— start of Given data —

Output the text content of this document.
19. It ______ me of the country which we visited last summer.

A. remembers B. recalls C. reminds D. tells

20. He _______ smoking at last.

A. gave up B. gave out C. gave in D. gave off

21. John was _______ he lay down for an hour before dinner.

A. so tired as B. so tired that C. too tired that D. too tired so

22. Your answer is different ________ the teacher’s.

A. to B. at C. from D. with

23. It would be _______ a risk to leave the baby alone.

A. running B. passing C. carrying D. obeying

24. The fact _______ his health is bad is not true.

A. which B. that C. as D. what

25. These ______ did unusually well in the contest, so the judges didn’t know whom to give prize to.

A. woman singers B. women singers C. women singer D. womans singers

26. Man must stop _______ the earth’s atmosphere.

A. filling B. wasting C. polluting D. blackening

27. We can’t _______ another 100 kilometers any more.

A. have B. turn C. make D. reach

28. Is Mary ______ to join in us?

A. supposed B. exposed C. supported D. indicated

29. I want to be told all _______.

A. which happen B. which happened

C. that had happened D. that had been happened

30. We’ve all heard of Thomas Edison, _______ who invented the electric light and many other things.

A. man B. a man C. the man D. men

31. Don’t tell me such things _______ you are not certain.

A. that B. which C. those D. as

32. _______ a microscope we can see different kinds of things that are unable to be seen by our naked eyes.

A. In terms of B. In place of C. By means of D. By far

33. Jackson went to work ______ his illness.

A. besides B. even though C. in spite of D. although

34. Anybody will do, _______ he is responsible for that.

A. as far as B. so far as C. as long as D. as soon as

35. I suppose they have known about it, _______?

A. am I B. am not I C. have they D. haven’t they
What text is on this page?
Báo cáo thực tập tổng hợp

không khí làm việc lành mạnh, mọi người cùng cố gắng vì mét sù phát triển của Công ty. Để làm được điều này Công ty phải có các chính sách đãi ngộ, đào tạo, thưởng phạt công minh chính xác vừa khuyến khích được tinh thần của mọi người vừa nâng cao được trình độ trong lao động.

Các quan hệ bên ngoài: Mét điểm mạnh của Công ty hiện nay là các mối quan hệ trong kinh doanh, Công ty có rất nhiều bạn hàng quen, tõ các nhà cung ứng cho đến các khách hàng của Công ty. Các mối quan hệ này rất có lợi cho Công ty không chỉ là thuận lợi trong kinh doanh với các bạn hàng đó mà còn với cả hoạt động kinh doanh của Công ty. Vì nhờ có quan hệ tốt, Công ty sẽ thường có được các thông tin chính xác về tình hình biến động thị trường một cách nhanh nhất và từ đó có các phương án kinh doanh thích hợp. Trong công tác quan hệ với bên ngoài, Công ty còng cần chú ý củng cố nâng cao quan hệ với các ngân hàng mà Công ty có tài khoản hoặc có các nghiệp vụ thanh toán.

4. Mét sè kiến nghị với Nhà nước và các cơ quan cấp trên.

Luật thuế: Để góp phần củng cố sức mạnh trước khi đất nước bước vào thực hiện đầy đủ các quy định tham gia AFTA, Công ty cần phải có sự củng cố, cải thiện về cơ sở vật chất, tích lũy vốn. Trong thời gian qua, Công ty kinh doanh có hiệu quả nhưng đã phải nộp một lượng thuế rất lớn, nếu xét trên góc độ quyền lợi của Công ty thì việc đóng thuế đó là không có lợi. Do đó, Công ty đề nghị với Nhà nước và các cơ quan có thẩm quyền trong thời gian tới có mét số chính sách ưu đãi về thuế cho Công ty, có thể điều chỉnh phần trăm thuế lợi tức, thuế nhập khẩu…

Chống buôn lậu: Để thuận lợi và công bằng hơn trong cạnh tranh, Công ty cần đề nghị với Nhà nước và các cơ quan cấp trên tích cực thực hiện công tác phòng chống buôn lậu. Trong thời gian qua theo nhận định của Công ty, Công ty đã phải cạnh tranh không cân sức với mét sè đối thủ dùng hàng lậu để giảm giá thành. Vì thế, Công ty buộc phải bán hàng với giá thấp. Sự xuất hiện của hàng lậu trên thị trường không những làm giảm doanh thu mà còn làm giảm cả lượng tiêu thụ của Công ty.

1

— end of Given data —

## Given exercise
Read the entries and show each line that mentions "this".

## Reply
Output the text content of this document.
What text is on this page?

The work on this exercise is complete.